---------- Supplied entries ----------

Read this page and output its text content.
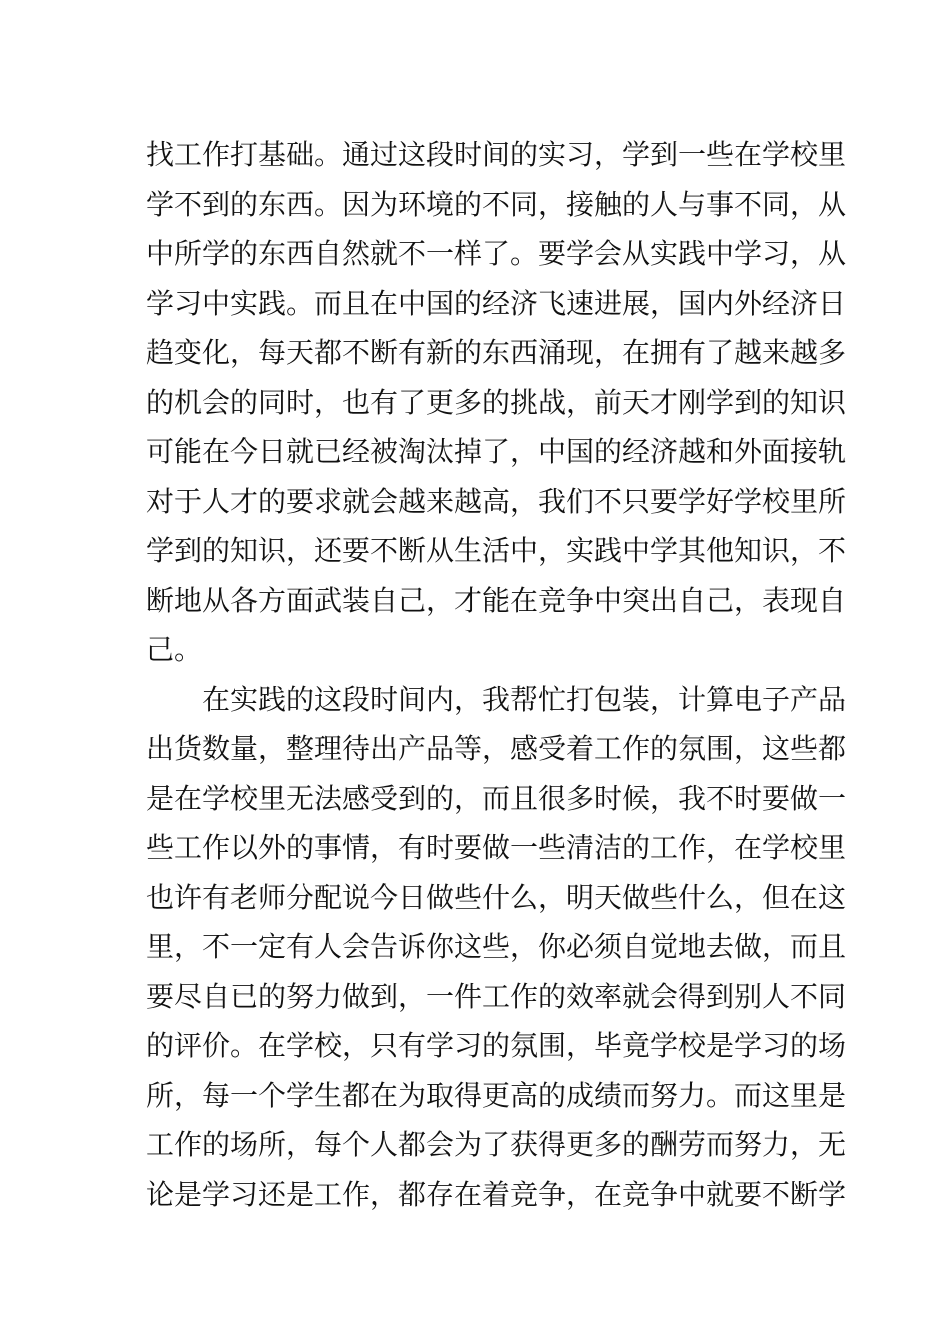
找工作打基础。通过这段时间的实习，学到一些在学校里
学不到的东西。因为环境的不同，接触的人与事不同，从
中所学的东西自然就不一样了。要学会从实践中学习，从
学习中实践。而且在中国的经济飞速进展，国内外经济日
趋变化，每天都不断有新的东西涌现，在拥有了越来越多
的机会的同时，也有了更多的挑战，前天才刚学到的知识
可能在今日就已经被淘汰掉了，中国的经济越和外面接轨
对于人才的要求就会越来越高，我们不只要学好学校里所
学到的知识，还要不断从生活中，实践中学其他知识，不
断地从各方面武装自己，才能在竞争中突出自己，表现自
己。
在实践的这段时间内，我帮忙打包装，计算电子产品
出货数量，整理待出产品等，感受着工作的氛围，这些都
是在学校里无法感受到的，而且很多时候，我不时要做一
些工作以外的事情，有时要做一些清洁的工作，在学校里
也许有老师分配说今日做些什么，明天做些什么，但在这
里，不一定有人会告诉你这些，你必须自觉地去做，而且
要尽自已的努力做到，一件工作的效率就会得到别人不同
的评价。在学校，只有学习的氛围，毕竟学校是学习的场
所，每一个学生都在为取得更高的成绩而努力。而这里是
工作的场所，每个人都会为了获得更多的酬劳而努力，无
论是学习还是工作，都存在着竞争，在竞争中就要不断学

----------

Write the entries above out again exactly, but not the pictures.

§ Completed exercise:
Read this page and output its text content.
找工作打基础。通过这段时间的实习，学到一些在学校里
学不到的东西。因为环境的不同，接触的人与事不同，从
中所学的东西自然就不一样了。要学会从实践中学习，从
学习中实践。而且在中国的经济飞速进展，国内外经济日
趋变化，每天都不断有新的东西涌现，在拥有了越来越多
的机会的同时，也有了更多的挑战，前天才刚学到的知识
可能在今日就已经被淘汰掉了，中国的经济越和外面接轨
对于人才的要求就会越来越高，我们不只要学好学校里所
学到的知识，还要不断从生活中，实践中学其他知识，不
断地从各方面武装自己，才能在竞争中突出自己，表现自
己。
在实践的这段时间内，我帮忙打包装，计算电子产品
出货数量，整理待出产品等，感受着工作的氛围，这些都
是在学校里无法感受到的，而且很多时候，我不时要做一
些工作以外的事情，有时要做一些清洁的工作，在学校里
也许有老师分配说今日做些什么，明天做些什么，但在这
里，不一定有人会告诉你这些，你必须自觉地去做，而且
要尽自已的努力做到，一件工作的效率就会得到别人不同
的评价。在学校，只有学习的氛围，毕竟学校是学习的场
所，每一个学生都在为取得更高的成绩而努力。而这里是
工作的场所，每个人都会为了获得更多的酬劳而努力，无
论是学习还是工作，都存在着竞争，在竞争中就要不断学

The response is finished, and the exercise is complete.